Dataset records on visual material:
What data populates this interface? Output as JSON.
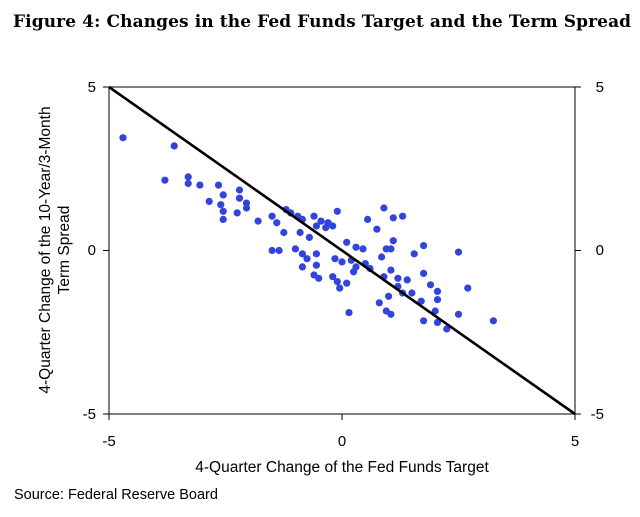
{
  "title": "Figure 4: Changes in the Fed Funds Target and the Term Spread",
  "source": "Source: Federal Reserve Board",
  "colors": {
    "points": "#3344dd",
    "line": "#000000",
    "frame": "#000000"
  },
  "chart_data": {
    "type": "scatter",
    "xlabel": "4-Quarter Change of the Fed Funds Target",
    "ylabel_lines": [
      "4-Quarter Change of the 10-Year/3-Month",
      "Term Spread"
    ],
    "xlim": [
      -5,
      5
    ],
    "ylim": [
      -5,
      5
    ],
    "x_ticks": [
      "-5",
      "0",
      "5"
    ],
    "y_ticks": [
      "5",
      "0",
      "-5"
    ],
    "y2_ticks": [
      "5",
      "0",
      "-5"
    ],
    "grid": false,
    "reference_line": {
      "from": [
        -5,
        5
      ],
      "to": [
        5,
        -5
      ]
    },
    "series": [
      {
        "points": [
          [
            -4.7,
            3.45
          ],
          [
            -3.6,
            3.2
          ],
          [
            -3.8,
            2.15
          ],
          [
            -3.3,
            2.25
          ],
          [
            -3.3,
            2.05
          ],
          [
            -3.05,
            2.0
          ],
          [
            -2.65,
            2.0
          ],
          [
            -2.2,
            1.85
          ],
          [
            -2.55,
            1.7
          ],
          [
            -2.2,
            1.6
          ],
          [
            -2.05,
            1.45
          ],
          [
            -2.85,
            1.5
          ],
          [
            -2.6,
            1.4
          ],
          [
            -2.05,
            1.3
          ],
          [
            -2.25,
            1.15
          ],
          [
            -2.55,
            1.2
          ],
          [
            -2.55,
            0.95
          ],
          [
            -1.8,
            0.9
          ],
          [
            -1.5,
            1.05
          ],
          [
            -1.4,
            0.85
          ],
          [
            -1.2,
            1.25
          ],
          [
            -1.1,
            1.15
          ],
          [
            -0.95,
            1.05
          ],
          [
            -0.85,
            0.95
          ],
          [
            -0.6,
            1.05
          ],
          [
            -0.45,
            0.9
          ],
          [
            -0.3,
            0.85
          ],
          [
            -0.1,
            1.2
          ],
          [
            -0.2,
            0.75
          ],
          [
            -0.35,
            0.7
          ],
          [
            -0.55,
            0.75
          ],
          [
            -0.9,
            0.55
          ],
          [
            -1.25,
            0.55
          ],
          [
            -0.7,
            0.4
          ],
          [
            -1.5,
            0.0
          ],
          [
            -1.35,
            0.0
          ],
          [
            -1.0,
            0.05
          ],
          [
            -0.85,
            -0.1
          ],
          [
            -0.55,
            -0.1
          ],
          [
            -0.75,
            -0.25
          ],
          [
            -0.85,
            -0.5
          ],
          [
            -0.55,
            -0.45
          ],
          [
            -0.6,
            -0.75
          ],
          [
            -0.5,
            -0.85
          ],
          [
            -0.15,
            -0.25
          ],
          [
            0.0,
            -0.35
          ],
          [
            0.2,
            -0.3
          ],
          [
            0.3,
            0.1
          ],
          [
            0.1,
            0.25
          ],
          [
            0.3,
            -0.5
          ],
          [
            0.25,
            -0.65
          ],
          [
            0.5,
            -0.4
          ],
          [
            0.6,
            -0.55
          ],
          [
            -0.2,
            -0.8
          ],
          [
            -0.1,
            -0.95
          ],
          [
            0.1,
            -1.0
          ],
          [
            -0.05,
            -1.15
          ],
          [
            0.15,
            -1.9
          ],
          [
            0.45,
            0.05
          ],
          [
            0.55,
            0.95
          ],
          [
            0.75,
            0.65
          ],
          [
            0.9,
            1.3
          ],
          [
            1.1,
            1.0
          ],
          [
            1.3,
            1.05
          ],
          [
            1.1,
            0.3
          ],
          [
            1.05,
            0.05
          ],
          [
            0.85,
            -0.2
          ],
          [
            1.05,
            -0.6
          ],
          [
            0.9,
            -0.8
          ],
          [
            1.2,
            -0.85
          ],
          [
            1.4,
            -0.9
          ],
          [
            1.2,
            -1.1
          ],
          [
            1.3,
            -1.3
          ],
          [
            1.5,
            -1.3
          ],
          [
            1.0,
            -1.4
          ],
          [
            0.8,
            -1.6
          ],
          [
            0.95,
            -1.85
          ],
          [
            1.05,
            -1.95
          ],
          [
            1.75,
            -0.7
          ],
          [
            1.9,
            -1.05
          ],
          [
            2.05,
            -1.25
          ],
          [
            2.05,
            -1.5
          ],
          [
            1.7,
            -1.55
          ],
          [
            2.0,
            -1.85
          ],
          [
            1.75,
            -2.15
          ],
          [
            2.05,
            -2.2
          ],
          [
            2.25,
            -2.4
          ],
          [
            2.5,
            -1.95
          ],
          [
            2.7,
            -1.15
          ],
          [
            3.25,
            -2.15
          ],
          [
            2.5,
            -0.05
          ],
          [
            1.75,
            0.15
          ],
          [
            1.55,
            -0.1
          ],
          [
            0.95,
            0.05
          ]
        ]
      }
    ]
  }
}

**Objective**:
From the entries above, list each line with "Spread" in it.

**Solution to the exercise**:
  "title": "Figure 4: Changes in the Fed Funds Target and the Term Spread",
      "Term Spread"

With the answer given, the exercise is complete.